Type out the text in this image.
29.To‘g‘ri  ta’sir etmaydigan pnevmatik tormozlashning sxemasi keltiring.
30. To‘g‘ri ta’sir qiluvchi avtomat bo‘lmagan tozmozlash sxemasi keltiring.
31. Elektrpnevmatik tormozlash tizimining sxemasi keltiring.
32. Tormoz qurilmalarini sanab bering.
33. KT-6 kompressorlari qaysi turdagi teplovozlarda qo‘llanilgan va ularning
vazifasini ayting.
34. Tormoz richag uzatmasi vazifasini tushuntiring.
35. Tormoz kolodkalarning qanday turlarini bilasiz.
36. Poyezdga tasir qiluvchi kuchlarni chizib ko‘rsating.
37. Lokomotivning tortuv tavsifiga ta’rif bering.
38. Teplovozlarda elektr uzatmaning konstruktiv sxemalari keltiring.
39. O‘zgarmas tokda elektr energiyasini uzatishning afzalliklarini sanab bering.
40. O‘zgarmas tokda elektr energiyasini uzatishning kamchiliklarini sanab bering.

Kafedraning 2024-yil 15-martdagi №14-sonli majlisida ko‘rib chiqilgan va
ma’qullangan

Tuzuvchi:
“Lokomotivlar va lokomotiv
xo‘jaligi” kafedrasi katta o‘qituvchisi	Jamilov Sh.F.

Problem: Output the lines above verbatim and in full.

Written answer:
Type out the text in this image.
29.To‘g‘ri  ta’sir etmaydigan pnevmatik tormozlashning sxemasi keltiring.
30. To‘g‘ri ta’sir qiluvchi avtomat bo‘lmagan tozmozlash sxemasi keltiring.
31. Elektrpnevmatik tormozlash tizimining sxemasi keltiring.
32. Tormoz qurilmalarini sanab bering.
33. KT-6 kompressorlari qaysi turdagi teplovozlarda qo‘llanilgan va ularning
vazifasini ayting.
34. Tormoz richag uzatmasi vazifasini tushuntiring.
35. Tormoz kolodkalarning qanday turlarini bilasiz.
36. Poyezdga tasir qiluvchi kuchlarni chizib ko‘rsating.
37. Lokomotivning tortuv tavsifiga ta’rif bering.
38. Teplovozlarda elektr uzatmaning konstruktiv sxemalari keltiring.
39. O‘zgarmas tokda elektr energiyasini uzatishning afzalliklarini sanab bering.
40. O‘zgarmas tokda elektr energiyasini uzatishning kamchiliklarini sanab bering.

Kafedraning 2024-yil 15-martdagi №14-sonli majlisida ko‘rib chiqilgan va
ma’qullangan

Tuzuvchi:
“Lokomotivlar va lokomotiv
xo‘jaligi” kafedrasi katta o‘qituvchisi	Jamilov Sh.F.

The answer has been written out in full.